_Instruction_
Copy each line exactly. Drop every picture.

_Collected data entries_
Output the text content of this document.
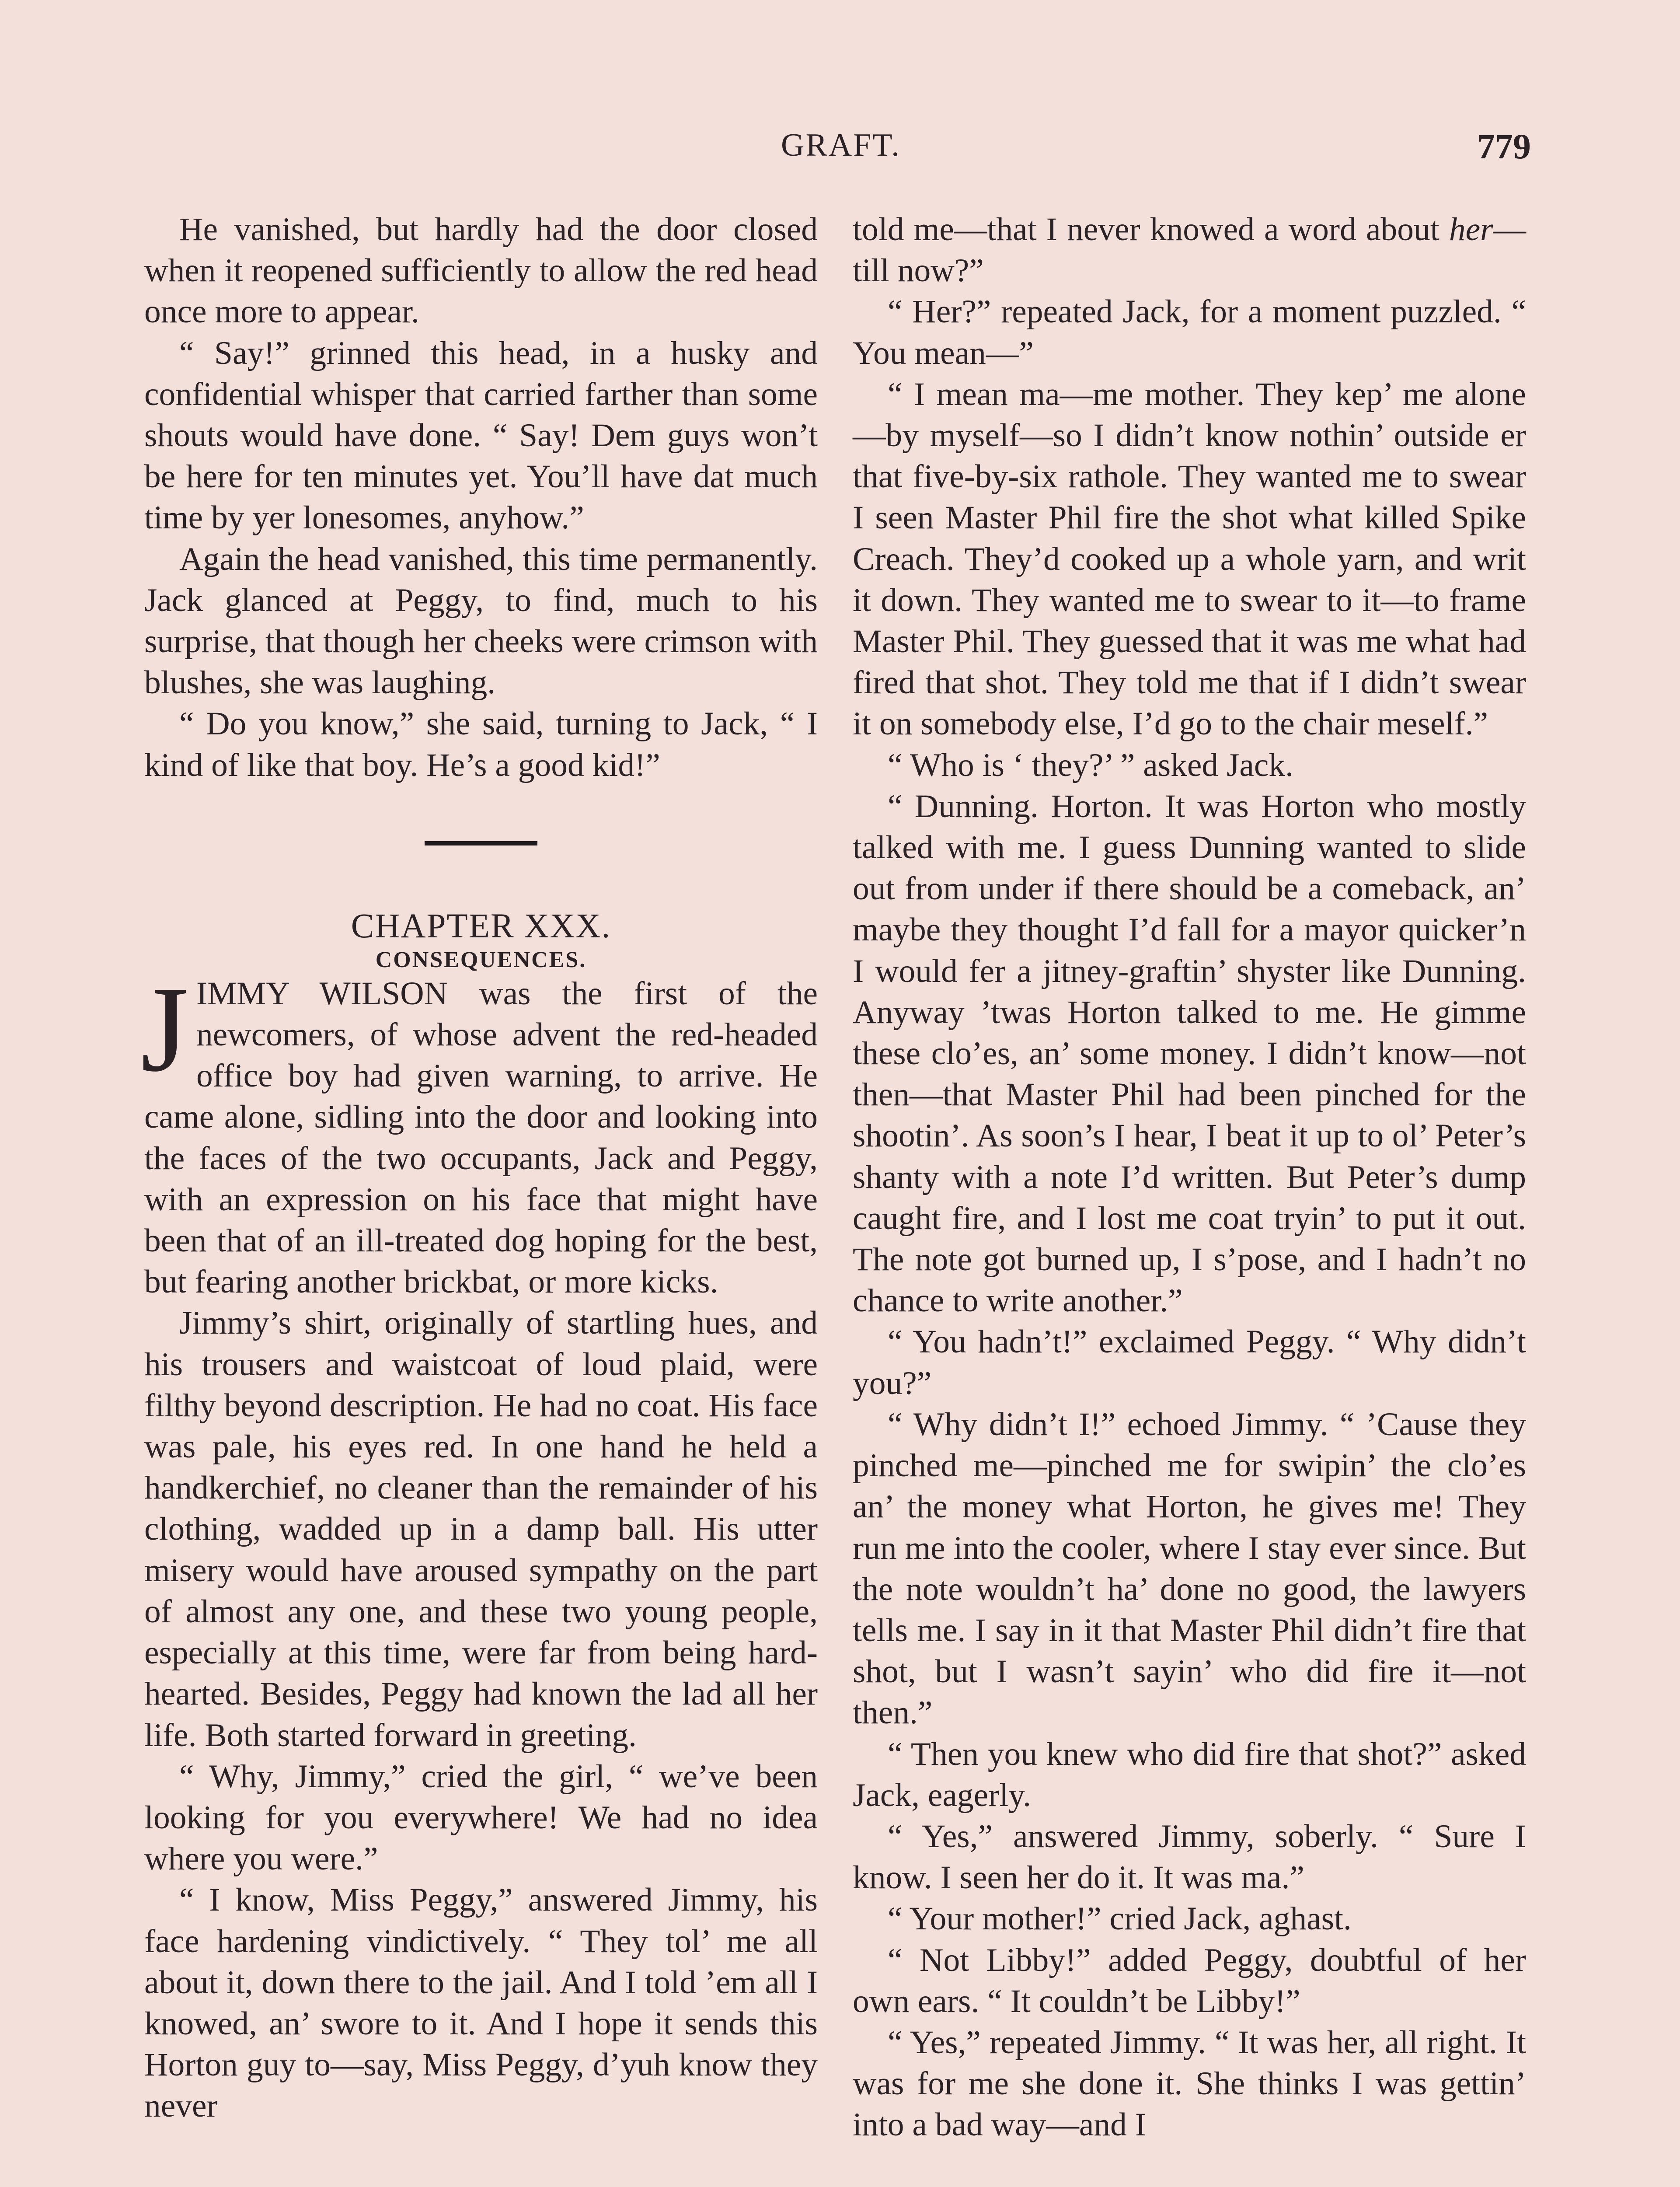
GRAFT.	779

He vanished, but hardly had the door closed when it reopened sufficiently to allow the red head once more to appear.

“ Say!” grinned this head, in a husky and confidential whisper that carried farther than some shouts would have done. “ Say! Dem guys won’t be here for ten minutes yet. You’ll have dat much time by yer lonesomes, anyhow.”

Again the head vanished, this time permanently. Jack glanced at Peggy, to find, much to his surprise, that though her cheeks were crimson with blushes, she was laughing.

“ Do you know,” she said, turning to Jack, “ I kind of like that boy. He’s a good kid!”

CHAPTER XXX.

CONSEQUENCES.

JIMMY WILSON was the first of the newcomers, of whose advent the red-headed office boy had given warning, to arrive. He came alone, sidling into the door and looking into the faces of the two occupants, Jack and Peggy, with an expression on his face that might have been that of an ill-treated dog hoping for the best, but fearing another brickbat, or more kicks.

Jimmy’s shirt, originally of startling hues, and his trousers and waistcoat of loud plaid, were filthy beyond description. He had no coat. His face was pale, his eyes red. In one hand he held a handkerchief, no cleaner than the remainder of his clothing, wadded up in a damp ball. His utter misery would have aroused sympathy on the part of almost any one, and these two young people, especially at this time, were far from being hard-hearted. Besides, Peggy had known the lad all her life. Both started forward in greeting.

“ Why, Jimmy,” cried the girl, “ we’ve been looking for you everywhere! We had no idea where you were.”

“ I know, Miss Peggy,” answered Jimmy, his face hardening vindictively. “ They tol’ me all about it, down there to the jail. And I told ’em all I knowed, an’ swore to it. And I hope it sends this Horton guy to—say, Miss Peggy, d’yuh know they never

told me—that I never knowed a word about her—till now?”

“ Her?” repeated Jack, for a moment puzzled. “ You mean—”

“ I mean ma—me mother. They kep’ me alone—by myself—so I didn’t know nothin’ outside er that five-by-six rathole. They wanted me to swear I seen Master Phil fire the shot what killed Spike Creach. They’d cooked up a whole yarn, and writ it down. They wanted me to swear to it—to frame Master Phil. They guessed that it was me what had fired that shot. They told me that if I didn’t swear it on somebody else, I’d go to the chair meself.”

“ Who is ‘ they?’ ” asked Jack.

“ Dunning. Horton. It was Horton who mostly talked with me. I guess Dunning wanted to slide out from under if there should be a comeback, an’ maybe they thought I’d fall for a mayor quicker’n I would fer a jitney-graftin’ shyster like Dunning. Anyway ’twas Horton talked to me. He gimme these clo’es, an’ some money. I didn’t know—not then—that Master Phil had been pinched for the shootin’. As soon’s I hear, I beat it up to ol’ Peter’s shanty with a note I’d written. But Peter’s dump caught fire, and I lost me coat tryin’ to put it out. The note got burned up, I s’pose, and I hadn’t no chance to write another.”

“ You hadn’t!” exclaimed Peggy. “ Why didn’t you?”

“ Why didn’t I!” echoed Jimmy. “ ’Cause they pinched me—pinched me for swipin’ the clo’es an’ the money what Horton, he gives me! They run me into the cooler, where I stay ever since. But the note wouldn’t ha’ done no good, the lawyers tells me. I say in it that Master Phil didn’t fire that shot, but I wasn’t sayin’ who did fire it—not then.”

“ Then you knew who did fire that shot?” asked Jack, eagerly.

“ Yes,” answered Jimmy, soberly. “ Sure I know. I seen her do it. It was ma.”

“ Your mother!” cried Jack, aghast.

“ Not Libby!” added Peggy, doubtful of her own ears. “ It couldn’t be Libby!”

“ Yes,” repeated Jimmy. “ It was her, all right. It was for me she done it. She thinks I was gettin’ into a bad way—and I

_The reply_
Output the text content of this document.
GRAFT.	779

He vanished, but hardly had the door closed when it reopened sufficiently to allow the red head once more to appear.

“ Say!” grinned this head, in a husky and confidential whisper that carried farther than some shouts would have done. “ Say! Dem guys won’t be here for ten minutes yet. You’ll have dat much time by yer lonesomes, anyhow.”

Again the head vanished, this time permanently. Jack glanced at Peggy, to find, much to his surprise, that though her cheeks were crimson with blushes, she was laughing.

“ Do you know,” she said, turning to Jack, “ I kind of like that boy. He’s a good kid!”

CHAPTER XXX.

CONSEQUENCES.

JIMMY WILSON was the first of the newcomers, of whose advent the red-headed office boy had given warning, to arrive. He came alone, sidling into the door and looking into the faces of the two occupants, Jack and Peggy, with an expression on his face that might have been that of an ill-treated dog hoping for the best, but fearing another brickbat, or more kicks.

Jimmy’s shirt, originally of startling hues, and his trousers and waistcoat of loud plaid, were filthy beyond description. He had no coat. His face was pale, his eyes red. In one hand he held a handkerchief, no cleaner than the remainder of his clothing, wadded up in a damp ball. His utter misery would have aroused sympathy on the part of almost any one, and these two young people, especially at this time, were far from being hard-hearted. Besides, Peggy had known the lad all her life. Both started forward in greeting.

“ Why, Jimmy,” cried the girl, “ we’ve been looking for you everywhere! We had no idea where you were.”

“ I know, Miss Peggy,” answered Jimmy, his face hardening vindictively. “ They tol’ me all about it, down there to the jail. And I told ’em all I knowed, an’ swore to it. And I hope it sends this Horton guy to—say, Miss Peggy, d’yuh know they never

told me—that I never knowed a word about her—till now?”

“ Her?” repeated Jack, for a moment puzzled. “ You mean—”

“ I mean ma—me mother. They kep’ me alone—by myself—so I didn’t know nothin’ outside er that five-by-six rathole. They wanted me to swear I seen Master Phil fire the shot what killed Spike Creach. They’d cooked up a whole yarn, and writ it down. They wanted me to swear to it—to frame Master Phil. They guessed that it was me what had fired that shot. They told me that if I didn’t swear it on somebody else, I’d go to the chair meself.”

“ Who is ‘ they?’ ” asked Jack.

“ Dunning. Horton. It was Horton who mostly talked with me. I guess Dunning wanted to slide out from under if there should be a comeback, an’ maybe they thought I’d fall for a mayor quicker’n I would fer a jitney-graftin’ shyster like Dunning. Anyway ’twas Horton talked to me. He gimme these clo’es, an’ some money. I didn’t know—not then—that Master Phil had been pinched for the shootin’. As soon’s I hear, I beat it up to ol’ Peter’s shanty with a note I’d written. But Peter’s dump caught fire, and I lost me coat tryin’ to put it out. The note got burned up, I s’pose, and I hadn’t no chance to write another.”

“ You hadn’t!” exclaimed Peggy. “ Why didn’t you?”

“ Why didn’t I!” echoed Jimmy. “ ’Cause they pinched me—pinched me for swipin’ the clo’es an’ the money what Horton, he gives me! They run me into the cooler, where I stay ever since. But the note wouldn’t ha’ done no good, the lawyers tells me. I say in it that Master Phil didn’t fire that shot, but I wasn’t sayin’ who did fire it—not then.”

“ Then you knew who did fire that shot?” asked Jack, eagerly.

“ Yes,” answered Jimmy, soberly. “ Sure I know. I seen her do it. It was ma.”

“ Your mother!” cried Jack, aghast.

“ Not Libby!” added Peggy, doubtful of her own ears. “ It couldn’t be Libby!”

“ Yes,” repeated Jimmy. “ It was her, all right. It was for me she done it. She thinks I was gettin’ into a bad way—and I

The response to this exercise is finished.